Figure collection entries:
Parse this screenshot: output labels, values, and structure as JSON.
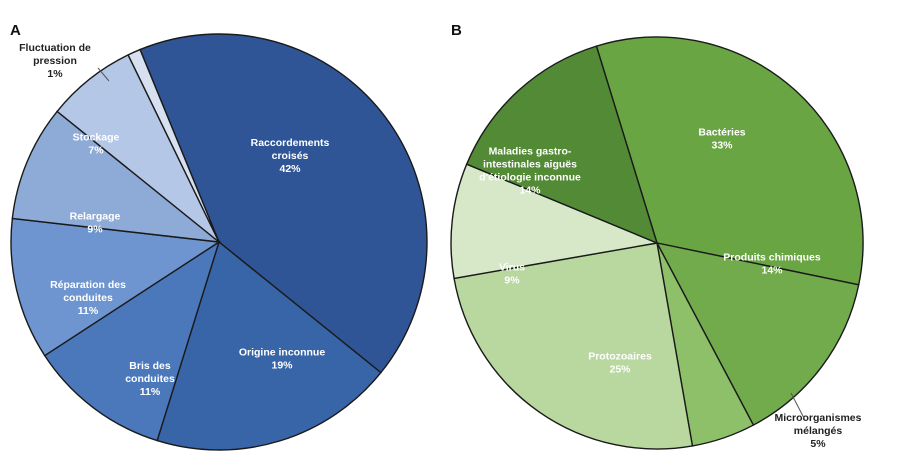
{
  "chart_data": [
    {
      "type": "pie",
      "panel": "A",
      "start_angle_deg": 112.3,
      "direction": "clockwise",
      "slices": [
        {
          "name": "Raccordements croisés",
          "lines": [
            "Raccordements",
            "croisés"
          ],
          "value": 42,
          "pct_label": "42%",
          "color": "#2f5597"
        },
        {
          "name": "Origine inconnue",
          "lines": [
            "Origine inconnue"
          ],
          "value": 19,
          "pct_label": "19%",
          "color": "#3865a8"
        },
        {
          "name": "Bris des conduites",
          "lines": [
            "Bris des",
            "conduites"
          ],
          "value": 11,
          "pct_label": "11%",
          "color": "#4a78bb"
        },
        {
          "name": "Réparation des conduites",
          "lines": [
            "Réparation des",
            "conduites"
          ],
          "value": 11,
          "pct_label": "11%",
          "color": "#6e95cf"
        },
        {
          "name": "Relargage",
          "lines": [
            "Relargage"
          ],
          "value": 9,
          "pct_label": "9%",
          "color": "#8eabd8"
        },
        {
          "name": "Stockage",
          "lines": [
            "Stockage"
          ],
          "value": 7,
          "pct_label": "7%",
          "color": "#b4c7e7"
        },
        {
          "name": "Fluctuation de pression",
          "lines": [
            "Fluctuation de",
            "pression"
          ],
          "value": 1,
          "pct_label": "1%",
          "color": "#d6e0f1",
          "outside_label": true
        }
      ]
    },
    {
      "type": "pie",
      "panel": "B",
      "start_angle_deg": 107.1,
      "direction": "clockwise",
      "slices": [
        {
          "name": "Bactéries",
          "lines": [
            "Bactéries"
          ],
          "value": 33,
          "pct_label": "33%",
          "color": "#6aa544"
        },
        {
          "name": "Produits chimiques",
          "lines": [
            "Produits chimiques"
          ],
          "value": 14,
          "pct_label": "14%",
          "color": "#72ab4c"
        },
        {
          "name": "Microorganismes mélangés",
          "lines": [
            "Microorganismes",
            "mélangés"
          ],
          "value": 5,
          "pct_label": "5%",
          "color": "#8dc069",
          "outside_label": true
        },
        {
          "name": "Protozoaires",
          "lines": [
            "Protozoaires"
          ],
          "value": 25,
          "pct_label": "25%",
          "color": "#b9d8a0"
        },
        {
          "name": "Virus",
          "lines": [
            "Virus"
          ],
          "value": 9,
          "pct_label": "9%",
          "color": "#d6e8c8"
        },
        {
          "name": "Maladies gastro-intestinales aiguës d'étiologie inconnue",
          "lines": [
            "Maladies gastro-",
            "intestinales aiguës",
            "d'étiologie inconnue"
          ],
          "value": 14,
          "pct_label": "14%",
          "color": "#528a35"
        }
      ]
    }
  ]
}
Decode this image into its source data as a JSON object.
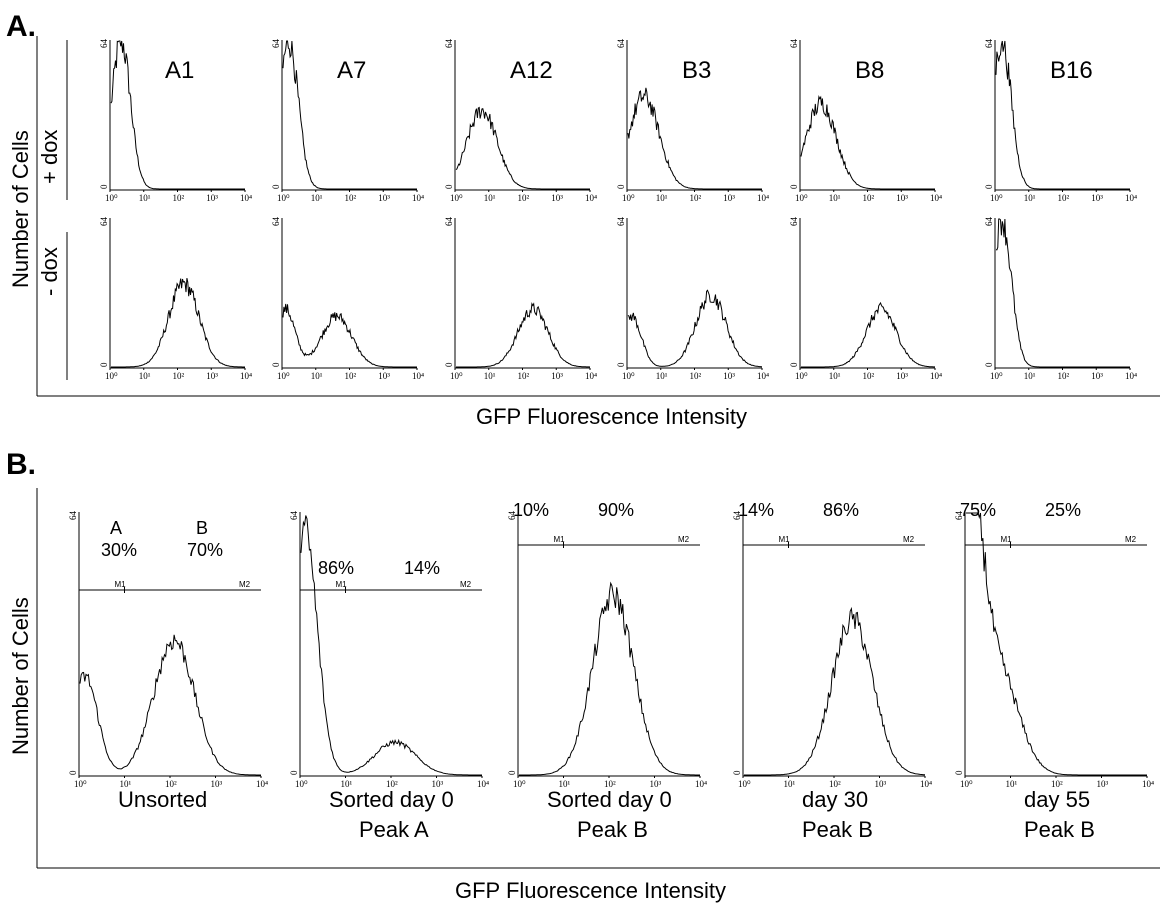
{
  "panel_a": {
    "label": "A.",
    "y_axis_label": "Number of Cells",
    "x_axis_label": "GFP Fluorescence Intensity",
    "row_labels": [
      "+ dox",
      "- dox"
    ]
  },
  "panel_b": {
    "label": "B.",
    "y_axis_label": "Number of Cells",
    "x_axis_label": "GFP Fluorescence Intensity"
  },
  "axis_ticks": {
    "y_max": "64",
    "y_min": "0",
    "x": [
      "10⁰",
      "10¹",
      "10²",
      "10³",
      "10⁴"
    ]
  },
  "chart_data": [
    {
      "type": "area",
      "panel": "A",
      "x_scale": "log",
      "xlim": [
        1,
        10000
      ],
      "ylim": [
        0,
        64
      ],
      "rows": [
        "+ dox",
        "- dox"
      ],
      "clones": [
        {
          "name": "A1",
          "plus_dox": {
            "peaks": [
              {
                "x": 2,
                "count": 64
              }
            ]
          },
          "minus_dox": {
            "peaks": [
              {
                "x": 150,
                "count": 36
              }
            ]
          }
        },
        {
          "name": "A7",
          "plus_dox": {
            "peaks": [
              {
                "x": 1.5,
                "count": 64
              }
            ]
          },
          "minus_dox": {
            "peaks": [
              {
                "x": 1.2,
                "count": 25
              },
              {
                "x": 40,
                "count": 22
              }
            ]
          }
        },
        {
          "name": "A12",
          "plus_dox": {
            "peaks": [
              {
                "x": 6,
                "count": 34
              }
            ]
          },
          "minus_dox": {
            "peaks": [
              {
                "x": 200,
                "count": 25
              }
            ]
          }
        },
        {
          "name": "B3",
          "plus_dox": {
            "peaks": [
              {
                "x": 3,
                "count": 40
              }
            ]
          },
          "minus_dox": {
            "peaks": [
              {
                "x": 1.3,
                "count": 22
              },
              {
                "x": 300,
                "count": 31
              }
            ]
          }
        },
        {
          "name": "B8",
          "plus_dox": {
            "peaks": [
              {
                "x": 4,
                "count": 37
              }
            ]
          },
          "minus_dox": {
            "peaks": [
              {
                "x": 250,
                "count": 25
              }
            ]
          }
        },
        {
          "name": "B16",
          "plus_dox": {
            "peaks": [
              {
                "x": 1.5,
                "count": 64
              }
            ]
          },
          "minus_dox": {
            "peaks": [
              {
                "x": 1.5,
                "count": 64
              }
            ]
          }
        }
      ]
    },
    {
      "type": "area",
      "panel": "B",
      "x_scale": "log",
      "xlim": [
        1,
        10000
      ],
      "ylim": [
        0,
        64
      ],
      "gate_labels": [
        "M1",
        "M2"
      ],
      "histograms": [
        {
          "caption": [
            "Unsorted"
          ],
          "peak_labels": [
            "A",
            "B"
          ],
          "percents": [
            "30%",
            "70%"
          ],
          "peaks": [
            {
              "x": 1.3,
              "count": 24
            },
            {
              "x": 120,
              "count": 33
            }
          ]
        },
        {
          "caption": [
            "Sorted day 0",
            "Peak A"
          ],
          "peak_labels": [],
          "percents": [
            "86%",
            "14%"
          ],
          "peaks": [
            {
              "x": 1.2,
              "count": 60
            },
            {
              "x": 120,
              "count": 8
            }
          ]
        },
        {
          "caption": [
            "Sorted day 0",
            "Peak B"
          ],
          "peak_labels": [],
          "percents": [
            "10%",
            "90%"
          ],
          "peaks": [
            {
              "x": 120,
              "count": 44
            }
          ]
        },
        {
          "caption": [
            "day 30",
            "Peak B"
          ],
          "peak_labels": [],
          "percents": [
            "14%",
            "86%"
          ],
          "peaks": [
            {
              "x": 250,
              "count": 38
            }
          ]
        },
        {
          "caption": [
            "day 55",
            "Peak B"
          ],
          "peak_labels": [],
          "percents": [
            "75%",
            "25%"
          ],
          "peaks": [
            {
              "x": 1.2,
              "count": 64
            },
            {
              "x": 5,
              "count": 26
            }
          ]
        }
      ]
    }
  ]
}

**WHAT YOU WILL DO**:
Write the lines above out again exactly, without any of their pictures.

**SOLUTION TO THIS TASK**:
Parse this screenshot: output labels, values, and structure as JSON.
{
  "chart_data": [
    {
      "type": "pie",
      "panel": "A",
      "start_angle_deg": 112.3,
      "direction": "clockwise",
      "slices": [
        {
          "name": "Raccordements croisés",
          "lines": [
            "Raccordements",
            "croisés"
          ],
          "value": 42,
          "pct_label": "42%",
          "color": "#2f5597"
        },
        {
          "name": "Origine inconnue",
          "lines": [
            "Origine inconnue"
          ],
          "value": 19,
          "pct_label": "19%",
          "color": "#3865a8"
        },
        {
          "name": "Bris des conduites",
          "lines": [
            "Bris des",
            "conduites"
          ],
          "value": 11,
          "pct_label": "11%",
          "color": "#4a78bb"
        },
        {
          "name": "Réparation des conduites",
          "lines": [
            "Réparation des",
            "conduites"
          ],
          "value": 11,
          "pct_label": "11%",
          "color": "#6e95cf"
        },
        {
          "name": "Relargage",
          "lines": [
            "Relargage"
          ],
          "value": 9,
          "pct_label": "9%",
          "color": "#8eabd8"
        },
        {
          "name": "Stockage",
          "lines": [
            "Stockage"
          ],
          "value": 7,
          "pct_label": "7%",
          "color": "#b4c7e7"
        },
        {
          "name": "Fluctuation de pression",
          "lines": [
            "Fluctuation de",
            "pression"
          ],
          "value": 1,
          "pct_label": "1%",
          "color": "#d6e0f1",
          "outside_label": true
        }
      ]
    },
    {
      "type": "pie",
      "panel": "B",
      "start_angle_deg": 107.1,
      "direction": "clockwise",
      "slices": [
        {
          "name": "Bactéries",
          "lines": [
            "Bactéries"
          ],
          "value": 33,
          "pct_label": "33%",
          "color": "#6aa544"
        },
        {
          "name": "Produits chimiques",
          "lines": [
            "Produits chimiques"
          ],
          "value": 14,
          "pct_label": "14%",
          "color": "#72ab4c"
        },
        {
          "name": "Microorganismes mélangés",
          "lines": [
            "Microorganismes",
            "mélangés"
          ],
          "value": 5,
          "pct_label": "5%",
          "color": "#8dc069",
          "outside_label": true
        },
        {
          "name": "Protozoaires",
          "lines": [
            "Protozoaires"
          ],
          "value": 25,
          "pct_label": "25%",
          "color": "#b9d8a0"
        },
        {
          "name": "Virus",
          "lines": [
            "Virus"
          ],
          "value": 9,
          "pct_label": "9%",
          "color": "#d6e8c8"
        },
        {
          "name": "Maladies gastro-intestinales aiguës d'étiologie inconnue",
          "lines": [
            "Maladies gastro-",
            "intestinales aiguës",
            "d'étiologie inconnue"
          ],
          "value": 14,
          "pct_label": "14%",
          "color": "#528a35"
        }
      ]
    }
  ]
}
Decode this image into its source data as a JSON object.
{
  "panel_a": {
    "label": "A.",
    "y_axis_label": "Number of Cells",
    "x_axis_label": "GFP Fluorescence Intensity",
    "row_labels": [
      "+ dox",
      "- dox"
    ]
  },
  "panel_b": {
    "label": "B.",
    "y_axis_label": "Number of Cells",
    "x_axis_label": "GFP Fluorescence Intensity"
  },
  "axis_ticks": {
    "y_max": "64",
    "y_min": "0",
    "x": [
      "10⁰",
      "10¹",
      "10²",
      "10³",
      "10⁴"
    ]
  },
  "chart_data": [
    {
      "type": "area",
      "panel": "A",
      "x_scale": "log",
      "xlim": [
        1,
        10000
      ],
      "ylim": [
        0,
        64
      ],
      "rows": [
        "+ dox",
        "- dox"
      ],
      "clones": [
        {
          "name": "A1",
          "plus_dox": {
            "peaks": [
              {
                "x": 2,
                "count": 64
              }
            ]
          },
          "minus_dox": {
            "peaks": [
              {
                "x": 150,
                "count": 36
              }
            ]
          }
        },
        {
          "name": "A7",
          "plus_dox": {
            "peaks": [
              {
                "x": 1.5,
                "count": 64
              }
            ]
          },
          "minus_dox": {
            "peaks": [
              {
                "x": 1.2,
                "count": 25
              },
              {
                "x": 40,
                "count": 22
              }
            ]
          }
        },
        {
          "name": "A12",
          "plus_dox": {
            "peaks": [
              {
                "x": 6,
                "count": 34
              }
            ]
          },
          "minus_dox": {
            "peaks": [
              {
                "x": 200,
                "count": 25
              }
            ]
          }
        },
        {
          "name": "B3",
          "plus_dox": {
            "peaks": [
              {
                "x": 3,
                "count": 40
              }
            ]
          },
          "minus_dox": {
            "peaks": [
              {
                "x": 1.3,
                "count": 22
              },
              {
                "x": 300,
                "count": 31
              }
            ]
          }
        },
        {
          "name": "B8",
          "plus_dox": {
            "peaks": [
              {
                "x": 4,
                "count": 37
              }
            ]
          },
          "minus_dox": {
            "peaks": [
              {
                "x": 250,
                "count": 25
              }
            ]
          }
        },
        {
          "name": "B16",
          "plus_dox": {
            "peaks": [
              {
                "x": 1.5,
                "count": 64
              }
            ]
          },
          "minus_dox": {
            "peaks": [
              {
                "x": 1.5,
                "count": 64
              }
            ]
          }
        }
      ]
    },
    {
      "type": "area",
      "panel": "B",
      "x_scale": "log",
      "xlim": [
        1,
        10000
      ],
      "ylim": [
        0,
        64
      ],
      "gate_labels": [
        "M1",
        "M2"
      ],
      "histograms": [
        {
          "caption": [
            "Unsorted"
          ],
          "peak_labels": [
            "A",
            "B"
          ],
          "percents": [
            "30%",
            "70%"
          ],
          "peaks": [
            {
              "x": 1.3,
              "count": 24
            },
            {
              "x": 120,
              "count": 33
            }
          ]
        },
        {
          "caption": [
            "Sorted day 0",
            "Peak A"
          ],
          "peak_labels": [],
          "percents": [
            "86%",
            "14%"
          ],
          "peaks": [
            {
              "x": 1.2,
              "count": 60
            },
            {
              "x": 120,
              "count": 8
            }
          ]
        },
        {
          "caption": [
            "Sorted day 0",
            "Peak B"
          ],
          "peak_labels": [],
          "percents": [
            "10%",
            "90%"
          ],
          "peaks": [
            {
              "x": 120,
              "count": 44
            }
          ]
        },
        {
          "caption": [
            "day 30",
            "Peak B"
          ],
          "peak_labels": [],
          "percents": [
            "14%",
            "86%"
          ],
          "peaks": [
            {
              "x": 250,
              "count": 38
            }
          ]
        },
        {
          "caption": [
            "day 55",
            "Peak B"
          ],
          "peak_labels": [],
          "percents": [
            "75%",
            "25%"
          ],
          "peaks": [
            {
              "x": 1.2,
              "count": 64
            },
            {
              "x": 5,
              "count": 26
            }
          ]
        }
      ]
    }
  ]
}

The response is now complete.